* **What to produce**
Count the lines below that contain the word "text", and reply with only that number.

* **Dataset excerpts**
(begin)

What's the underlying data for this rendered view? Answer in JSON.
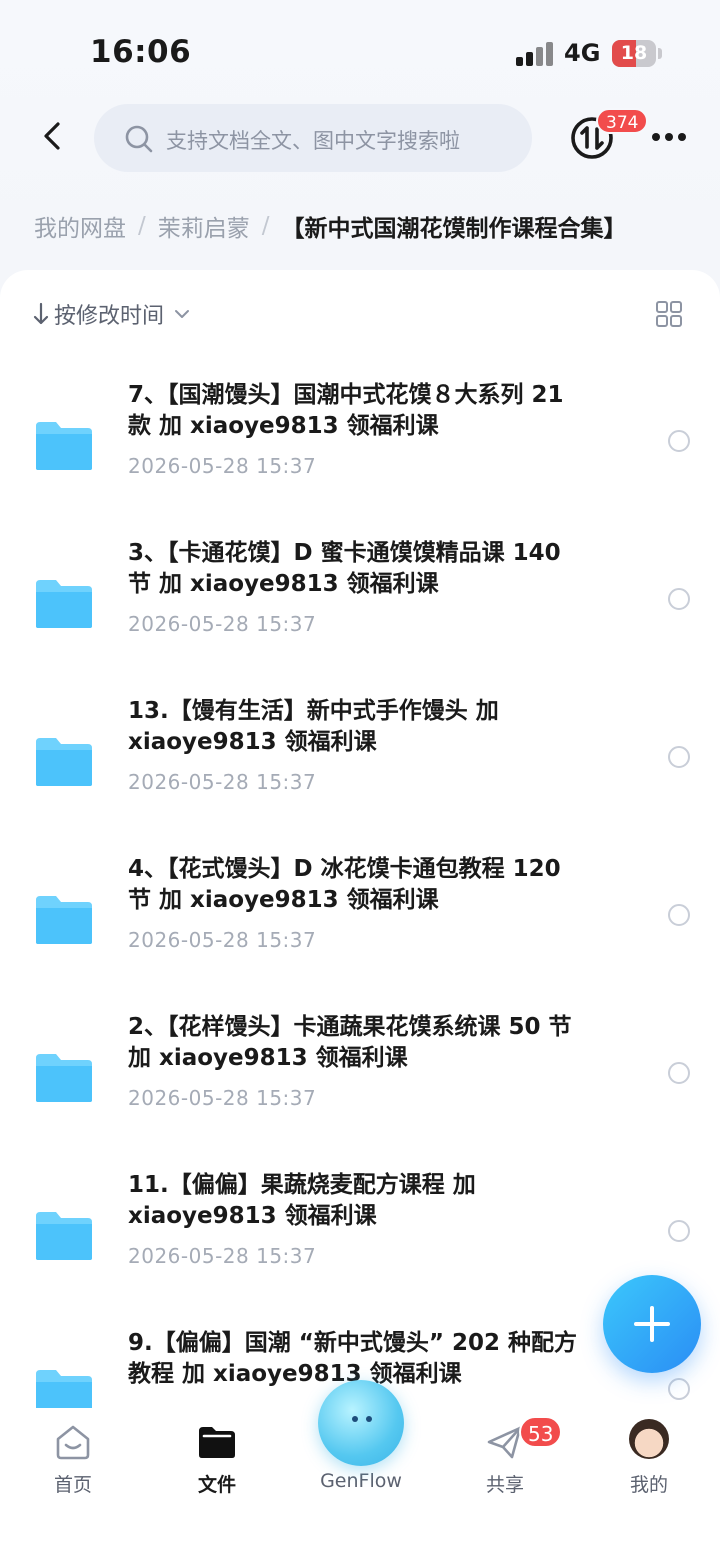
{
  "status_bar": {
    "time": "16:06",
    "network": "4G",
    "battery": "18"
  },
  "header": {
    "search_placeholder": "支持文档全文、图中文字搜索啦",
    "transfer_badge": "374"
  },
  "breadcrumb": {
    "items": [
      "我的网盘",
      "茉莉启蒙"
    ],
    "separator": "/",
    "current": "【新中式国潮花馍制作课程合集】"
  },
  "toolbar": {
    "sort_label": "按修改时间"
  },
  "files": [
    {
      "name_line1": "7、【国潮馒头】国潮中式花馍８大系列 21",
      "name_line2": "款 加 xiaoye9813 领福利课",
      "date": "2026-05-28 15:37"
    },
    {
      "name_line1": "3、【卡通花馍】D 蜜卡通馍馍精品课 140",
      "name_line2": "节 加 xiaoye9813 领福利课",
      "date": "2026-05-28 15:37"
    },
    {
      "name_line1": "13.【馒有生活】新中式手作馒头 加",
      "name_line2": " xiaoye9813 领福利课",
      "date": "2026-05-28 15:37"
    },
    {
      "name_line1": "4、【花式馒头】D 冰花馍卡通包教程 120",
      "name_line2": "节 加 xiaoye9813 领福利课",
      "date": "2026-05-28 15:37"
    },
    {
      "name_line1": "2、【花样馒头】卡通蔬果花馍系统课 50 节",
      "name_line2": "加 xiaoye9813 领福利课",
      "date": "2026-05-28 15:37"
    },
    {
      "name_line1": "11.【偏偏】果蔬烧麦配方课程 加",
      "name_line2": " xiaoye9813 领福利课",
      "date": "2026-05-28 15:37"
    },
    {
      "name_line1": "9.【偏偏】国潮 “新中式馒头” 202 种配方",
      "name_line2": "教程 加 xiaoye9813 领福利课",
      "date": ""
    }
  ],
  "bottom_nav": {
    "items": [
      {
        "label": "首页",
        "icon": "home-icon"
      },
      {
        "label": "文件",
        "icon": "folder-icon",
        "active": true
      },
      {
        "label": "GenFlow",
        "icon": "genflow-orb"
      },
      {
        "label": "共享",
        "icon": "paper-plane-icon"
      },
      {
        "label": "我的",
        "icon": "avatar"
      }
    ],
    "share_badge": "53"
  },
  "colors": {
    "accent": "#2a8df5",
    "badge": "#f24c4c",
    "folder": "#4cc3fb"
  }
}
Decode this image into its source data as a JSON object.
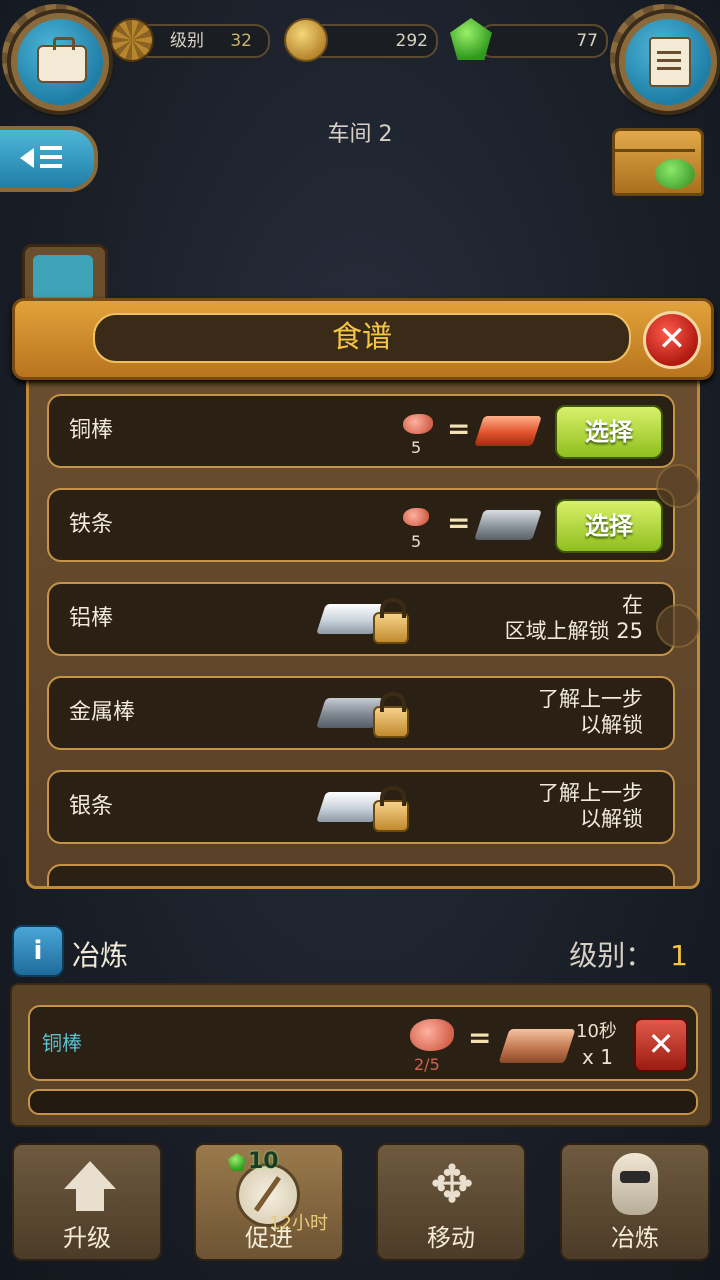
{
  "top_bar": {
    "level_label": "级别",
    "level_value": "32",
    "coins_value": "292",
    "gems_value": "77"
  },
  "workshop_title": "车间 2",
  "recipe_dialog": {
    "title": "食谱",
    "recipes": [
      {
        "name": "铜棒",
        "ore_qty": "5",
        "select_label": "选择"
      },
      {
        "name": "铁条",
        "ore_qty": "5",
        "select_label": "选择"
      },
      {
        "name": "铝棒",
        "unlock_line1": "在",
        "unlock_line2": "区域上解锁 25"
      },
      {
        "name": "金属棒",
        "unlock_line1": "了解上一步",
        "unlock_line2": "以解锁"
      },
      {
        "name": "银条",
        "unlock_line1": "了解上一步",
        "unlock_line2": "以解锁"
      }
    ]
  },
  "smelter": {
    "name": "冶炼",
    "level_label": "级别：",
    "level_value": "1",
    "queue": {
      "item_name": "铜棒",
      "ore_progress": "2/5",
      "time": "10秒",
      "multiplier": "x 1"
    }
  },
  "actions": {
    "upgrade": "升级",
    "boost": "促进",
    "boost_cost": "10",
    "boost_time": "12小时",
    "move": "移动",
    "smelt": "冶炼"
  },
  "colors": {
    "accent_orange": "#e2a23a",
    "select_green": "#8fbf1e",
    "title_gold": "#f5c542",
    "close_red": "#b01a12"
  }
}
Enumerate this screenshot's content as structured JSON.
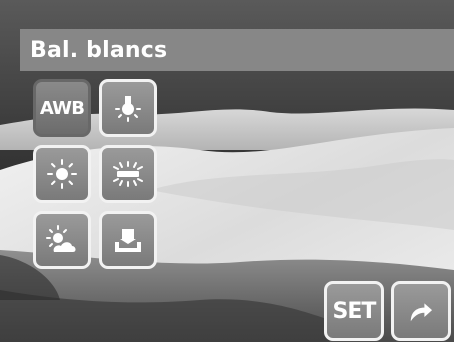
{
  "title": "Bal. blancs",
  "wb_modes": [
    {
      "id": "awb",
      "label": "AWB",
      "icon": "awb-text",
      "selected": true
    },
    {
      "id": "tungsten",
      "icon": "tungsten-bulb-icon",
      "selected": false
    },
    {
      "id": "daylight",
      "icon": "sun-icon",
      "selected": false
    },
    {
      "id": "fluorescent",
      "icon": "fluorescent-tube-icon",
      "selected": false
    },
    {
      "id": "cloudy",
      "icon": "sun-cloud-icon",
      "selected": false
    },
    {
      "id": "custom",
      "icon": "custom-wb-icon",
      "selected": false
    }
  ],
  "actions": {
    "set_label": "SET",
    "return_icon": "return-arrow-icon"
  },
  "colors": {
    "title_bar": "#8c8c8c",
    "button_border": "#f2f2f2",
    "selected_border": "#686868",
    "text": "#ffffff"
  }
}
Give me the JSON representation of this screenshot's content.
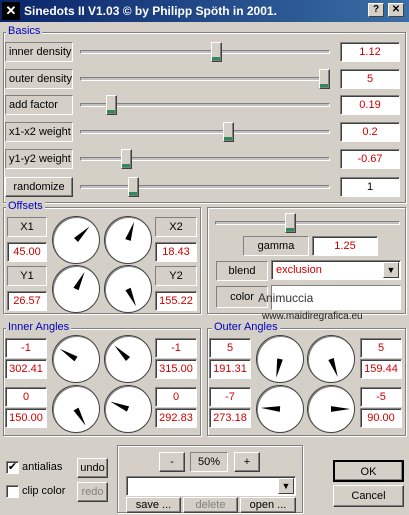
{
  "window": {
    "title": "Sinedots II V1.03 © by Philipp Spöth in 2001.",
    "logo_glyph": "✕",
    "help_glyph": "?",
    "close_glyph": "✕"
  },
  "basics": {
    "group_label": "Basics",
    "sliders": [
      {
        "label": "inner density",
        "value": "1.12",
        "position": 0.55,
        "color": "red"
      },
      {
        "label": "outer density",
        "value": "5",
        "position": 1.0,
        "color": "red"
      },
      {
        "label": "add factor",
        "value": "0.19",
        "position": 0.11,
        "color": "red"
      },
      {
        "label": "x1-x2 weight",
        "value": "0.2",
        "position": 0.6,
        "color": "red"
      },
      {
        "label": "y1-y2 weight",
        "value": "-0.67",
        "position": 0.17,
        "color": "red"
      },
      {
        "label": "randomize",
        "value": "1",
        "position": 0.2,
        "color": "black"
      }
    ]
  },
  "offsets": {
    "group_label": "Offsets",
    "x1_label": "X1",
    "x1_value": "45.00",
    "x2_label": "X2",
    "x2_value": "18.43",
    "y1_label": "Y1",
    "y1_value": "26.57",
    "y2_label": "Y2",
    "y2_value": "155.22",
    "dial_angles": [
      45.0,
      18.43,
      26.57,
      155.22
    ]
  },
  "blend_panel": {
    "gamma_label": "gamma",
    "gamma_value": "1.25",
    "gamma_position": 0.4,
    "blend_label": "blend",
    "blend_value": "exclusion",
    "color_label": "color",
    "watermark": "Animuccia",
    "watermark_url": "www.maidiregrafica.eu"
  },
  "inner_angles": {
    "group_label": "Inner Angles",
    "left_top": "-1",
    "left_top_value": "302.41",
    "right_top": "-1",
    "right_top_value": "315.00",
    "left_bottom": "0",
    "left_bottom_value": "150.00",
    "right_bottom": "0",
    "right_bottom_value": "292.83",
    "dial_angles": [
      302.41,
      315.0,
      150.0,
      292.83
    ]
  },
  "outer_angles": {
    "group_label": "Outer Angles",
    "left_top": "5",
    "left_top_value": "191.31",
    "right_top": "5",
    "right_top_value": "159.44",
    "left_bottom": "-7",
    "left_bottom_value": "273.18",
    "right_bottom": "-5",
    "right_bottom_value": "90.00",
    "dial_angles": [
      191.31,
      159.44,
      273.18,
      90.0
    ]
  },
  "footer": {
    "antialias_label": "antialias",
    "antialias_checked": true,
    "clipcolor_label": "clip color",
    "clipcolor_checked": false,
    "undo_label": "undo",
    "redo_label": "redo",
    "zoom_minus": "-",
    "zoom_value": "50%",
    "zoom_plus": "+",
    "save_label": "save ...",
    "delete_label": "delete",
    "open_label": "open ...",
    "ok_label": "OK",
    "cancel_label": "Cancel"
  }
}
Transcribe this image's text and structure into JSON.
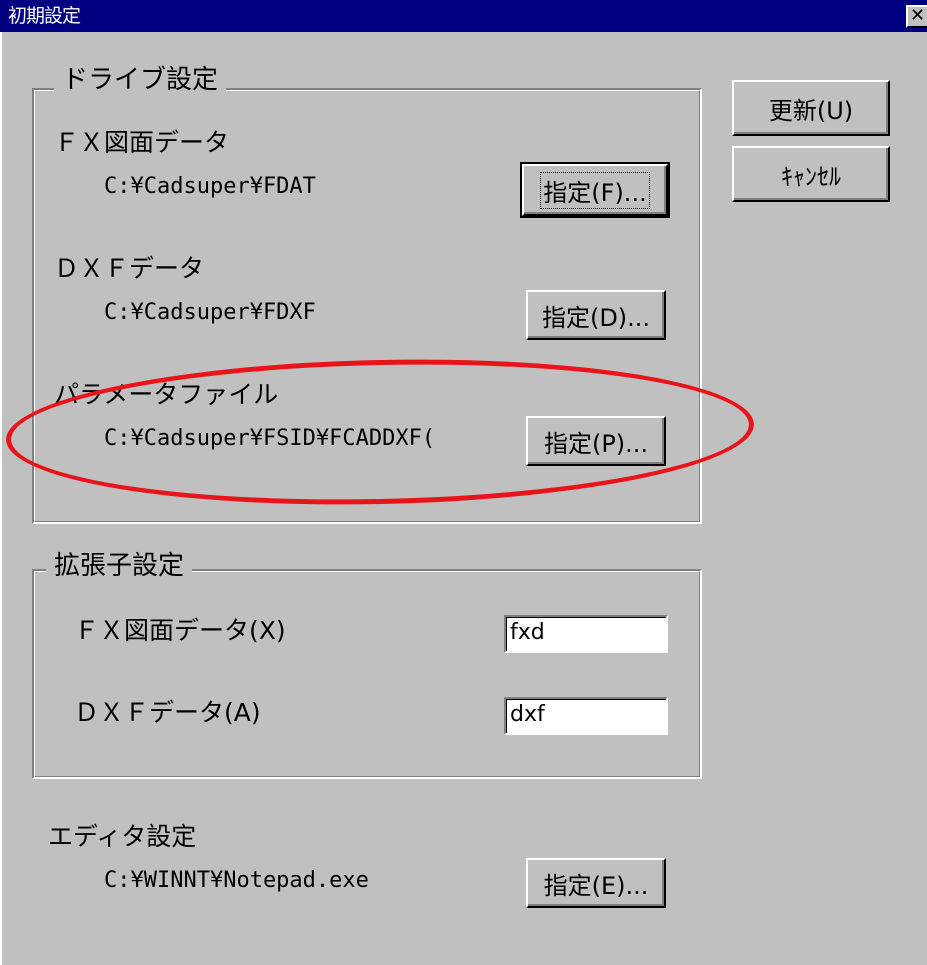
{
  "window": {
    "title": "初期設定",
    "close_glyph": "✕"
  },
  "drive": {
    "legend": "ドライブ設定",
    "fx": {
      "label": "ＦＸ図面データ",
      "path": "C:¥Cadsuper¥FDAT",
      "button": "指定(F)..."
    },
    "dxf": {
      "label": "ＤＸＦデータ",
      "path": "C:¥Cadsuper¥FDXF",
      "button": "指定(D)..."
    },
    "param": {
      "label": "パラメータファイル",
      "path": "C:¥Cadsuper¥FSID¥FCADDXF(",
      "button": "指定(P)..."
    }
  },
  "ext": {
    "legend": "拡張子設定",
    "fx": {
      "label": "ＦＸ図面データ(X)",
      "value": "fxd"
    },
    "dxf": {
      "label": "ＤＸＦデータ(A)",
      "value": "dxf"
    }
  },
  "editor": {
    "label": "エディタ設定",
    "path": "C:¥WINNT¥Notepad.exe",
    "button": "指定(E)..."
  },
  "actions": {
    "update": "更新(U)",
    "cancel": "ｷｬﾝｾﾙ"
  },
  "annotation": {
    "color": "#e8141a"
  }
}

(end)

* **Exercise answer**
3